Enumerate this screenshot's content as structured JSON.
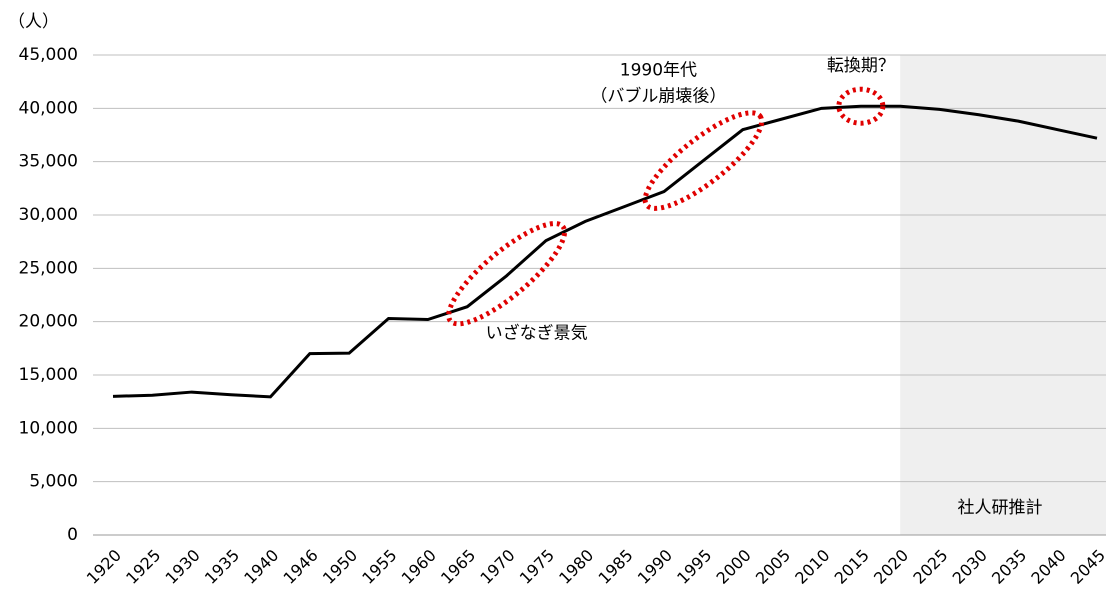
{
  "chart_data": {
    "type": "line",
    "y_unit": "（人）",
    "categories": [
      "1920",
      "1925",
      "1930",
      "1935",
      "1940",
      "1946",
      "1950",
      "1955",
      "1960",
      "1965",
      "1970",
      "1975",
      "1980",
      "1985",
      "1990",
      "1995",
      "2000",
      "2005",
      "2010",
      "2015",
      "2020",
      "2025",
      "2030",
      "2035",
      "2040",
      "2045"
    ],
    "series": [
      {
        "color": "#000000",
        "values": [
          13000,
          13100,
          13400,
          13150,
          12950,
          17000,
          17050,
          20300,
          20200,
          21400,
          24300,
          27600,
          29400,
          30800,
          32200,
          35100,
          38000,
          39000,
          40000,
          40200,
          40200,
          39900,
          39400,
          38800,
          38000,
          37200
        ]
      }
    ],
    "ylim": [
      0,
      45000
    ],
    "yticks": [
      0,
      {
        "value": 5000,
        "label": "5,000"
      },
      {
        "value": 10000,
        "label": "10,000"
      },
      {
        "value": 15000,
        "label": "15,000"
      },
      {
        "value": 20000,
        "label": "20,000"
      },
      {
        "value": 25000,
        "label": "25,000"
      },
      {
        "value": 30000,
        "label": "30,000"
      },
      {
        "value": 35000,
        "label": "35,000"
      },
      {
        "value": 40000,
        "label": "40,000"
      },
      {
        "value": 45000,
        "label": "45,000"
      }
    ],
    "grid": true,
    "projection": {
      "text": "社人研推計",
      "from": "2020"
    },
    "annotations": [
      {
        "lines": [
          "いざなぎ景気"
        ],
        "from": "1965",
        "to": "1975",
        "color": "#e00000"
      },
      {
        "lines": [
          "1990年代",
          "（バブル崩壊後）"
        ],
        "from": "1990",
        "to": "2000",
        "color": "#e00000"
      },
      {
        "lines": [
          "転換期？"
        ],
        "from": "2015",
        "to": "2015",
        "color": "#e00000"
      }
    ]
  }
}
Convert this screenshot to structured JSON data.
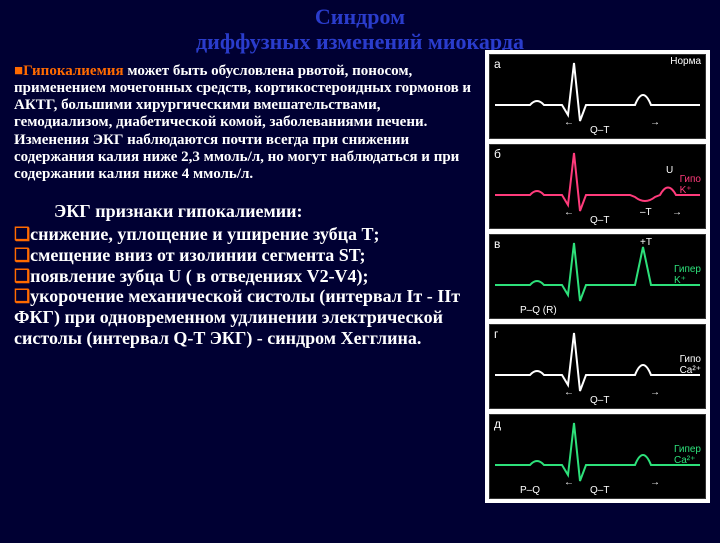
{
  "title_line1": "Синдром",
  "title_line2": "диффузных изменений миокарда",
  "title_color": "#2a3ccc",
  "title_fontsize": 22,
  "desc_fontsize": 15,
  "desc_highlight": "Гипокалиемия",
  "desc_rest": " может быть обусловлена рвотой, поносом, применением мочегонных средств, кортикостероидных гормонов и АКТГ, большими хирургическими вмешательствами, гемодиализом, диабетической комой, заболеваниями печени. Изменения ЭКГ наблюдаются почти всегда при снижении содержания калия ниже 2,3 ммоль/л, но могут наблюдаться и при содержании калия ниже 4 ммоль/л.",
  "subhead": "ЭКГ признаки гипокалиемии:",
  "subhead_fontsize": 18,
  "bullet_char": "❑",
  "items": [
    "снижение, уплощение и уширение зубца Т;",
    "смещение вниз от изолинии сегмента ST;",
    "появление зубца U ( в отведениях V2-V4);",
    "укорочение механической систолы (интервал Iт - IIт ФКГ) при одновременном удлинении электрической систолы (интервал Q-T ЭКГ) - синдром Хегглина."
  ],
  "item_fontsize": 18,
  "panels": [
    {
      "left": "а",
      "right": "Норма",
      "right_color": "#ffffff",
      "trace_color": "#ffffff",
      "qt": "Q–T",
      "show_u": false,
      "t_label": ""
    },
    {
      "left": "б",
      "right": "Гипо\nK⁺",
      "right_color": "#ff3b7b",
      "trace_color": "#ff3b7b",
      "qt": "Q–T",
      "show_u": true,
      "t_label": "–T"
    },
    {
      "left": "в",
      "right": "Гипер\nK⁺",
      "right_color": "#2de07a",
      "trace_color": "#2de07a",
      "qt": "",
      "show_u": false,
      "t_label": "+T",
      "pq_label": "P–Q (R)"
    },
    {
      "left": "г",
      "right": "Гипо\nCa²⁺",
      "right_color": "#ffffff",
      "trace_color": "#ffffff",
      "qt": "Q–T",
      "show_u": false,
      "t_label": ""
    },
    {
      "left": "д",
      "right": "Гипер\nCa²⁺",
      "right_color": "#2de07a",
      "trace_color": "#2de07a",
      "qt": "Q–T",
      "show_u": false,
      "t_label": "",
      "pq_label": "P–Q"
    }
  ],
  "panel_bg": "#000000",
  "column_bg": "#ffffff"
}
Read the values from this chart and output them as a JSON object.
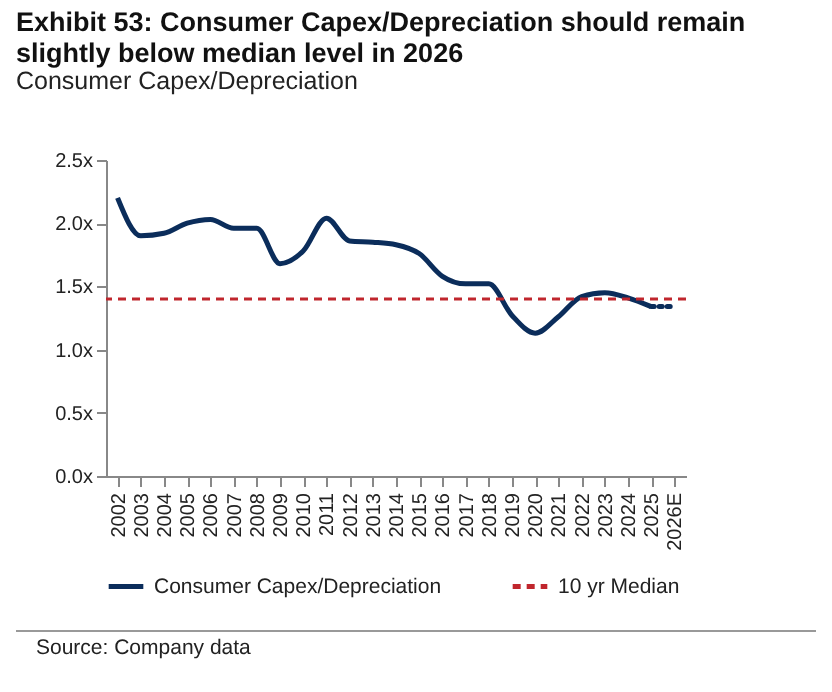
= = =
Objective: Make an exact copy of every record, pictures excluded.

Final result:
Enumerate this screenshot's content as structured JSON.
{
  "chart_data": {
    "type": "line",
    "y_unit": "（人）",
    "categories": [
      "1920",
      "1925",
      "1930",
      "1935",
      "1940",
      "1946",
      "1950",
      "1955",
      "1960",
      "1965",
      "1970",
      "1975",
      "1980",
      "1985",
      "1990",
      "1995",
      "2000",
      "2005",
      "2010",
      "2015",
      "2020",
      "2025",
      "2030",
      "2035",
      "2040",
      "2045"
    ],
    "series": [
      {
        "color": "#000000",
        "values": [
          13000,
          13100,
          13400,
          13150,
          12950,
          17000,
          17050,
          20300,
          20200,
          21400,
          24300,
          27600,
          29400,
          30800,
          32200,
          35100,
          38000,
          39000,
          40000,
          40200,
          40200,
          39900,
          39400,
          38800,
          38000,
          37200
        ]
      }
    ],
    "ylim": [
      0,
      45000
    ],
    "yticks": [
      0,
      {
        "value": 5000,
        "label": "5,000"
      },
      {
        "value": 10000,
        "label": "10,000"
      },
      {
        "value": 15000,
        "label": "15,000"
      },
      {
        "value": 20000,
        "label": "20,000"
      },
      {
        "value": 25000,
        "label": "25,000"
      },
      {
        "value": 30000,
        "label": "30,000"
      },
      {
        "value": 35000,
        "label": "35,000"
      },
      {
        "value": 40000,
        "label": "40,000"
      },
      {
        "value": 45000,
        "label": "45,000"
      }
    ],
    "grid": true,
    "projection": {
      "text": "社人研推計",
      "from": "2020"
    },
    "annotations": [
      {
        "lines": [
          "いざなぎ景気"
        ],
        "from": "1965",
        "to": "1975",
        "color": "#e00000"
      },
      {
        "lines": [
          "1990年代",
          "（バブル崩壊後）"
        ],
        "from": "1990",
        "to": "2000",
        "color": "#e00000"
      },
      {
        "lines": [
          "転換期？"
        ],
        "from": "2015",
        "to": "2015",
        "color": "#e00000"
      }
    ]
  }
}
Convert this screenshot to structured JSON data.
{
  "title_line1": "Синдром",
  "title_line2": "диффузных изменений миокарда",
  "title_color": "#2a3ccc",
  "title_fontsize": 22,
  "desc_fontsize": 15,
  "desc_highlight": "Гипокалиемия",
  "desc_rest": " может быть обусловлена рвотой, поносом, применением мочегонных средств, кортикостероидных гормонов и АКТГ, большими хирургическими вмешательствами, гемодиализом, диабетической комой, заболеваниями печени. Изменения ЭКГ наблюдаются почти всегда при снижении содержания калия ниже 2,3 ммоль/л, но могут наблюдаться и при содержании калия ниже 4 ммоль/л.",
  "subhead": "ЭКГ признаки гипокалиемии:",
  "subhead_fontsize": 18,
  "bullet_char": "❑",
  "items": [
    "снижение, уплощение и уширение зубца Т;",
    "смещение вниз от изолинии сегмента ST;",
    "появление зубца U ( в отведениях V2-V4);",
    "укорочение механической систолы (интервал Iт - IIт ФКГ) при одновременном удлинении электрической систолы (интервал Q-T ЭКГ) - синдром Хегглина."
  ],
  "item_fontsize": 18,
  "panels": [
    {
      "left": "а",
      "right": "Норма",
      "right_color": "#ffffff",
      "trace_color": "#ffffff",
      "qt": "Q–T",
      "show_u": false,
      "t_label": ""
    },
    {
      "left": "б",
      "right": "Гипо\nK⁺",
      "right_color": "#ff3b7b",
      "trace_color": "#ff3b7b",
      "qt": "Q–T",
      "show_u": true,
      "t_label": "–T"
    },
    {
      "left": "в",
      "right": "Гипер\nK⁺",
      "right_color": "#2de07a",
      "trace_color": "#2de07a",
      "qt": "",
      "show_u": false,
      "t_label": "+T",
      "pq_label": "P–Q (R)"
    },
    {
      "left": "г",
      "right": "Гипо\nCa²⁺",
      "right_color": "#ffffff",
      "trace_color": "#ffffff",
      "qt": "Q–T",
      "show_u": false,
      "t_label": ""
    },
    {
      "left": "д",
      "right": "Гипер\nCa²⁺",
      "right_color": "#2de07a",
      "trace_color": "#2de07a",
      "qt": "Q–T",
      "show_u": false,
      "t_label": "",
      "pq_label": "P–Q"
    }
  ],
  "panel_bg": "#000000",
  "column_bg": "#ffffff"
}
Read the values from this chart and output them as a JSON object.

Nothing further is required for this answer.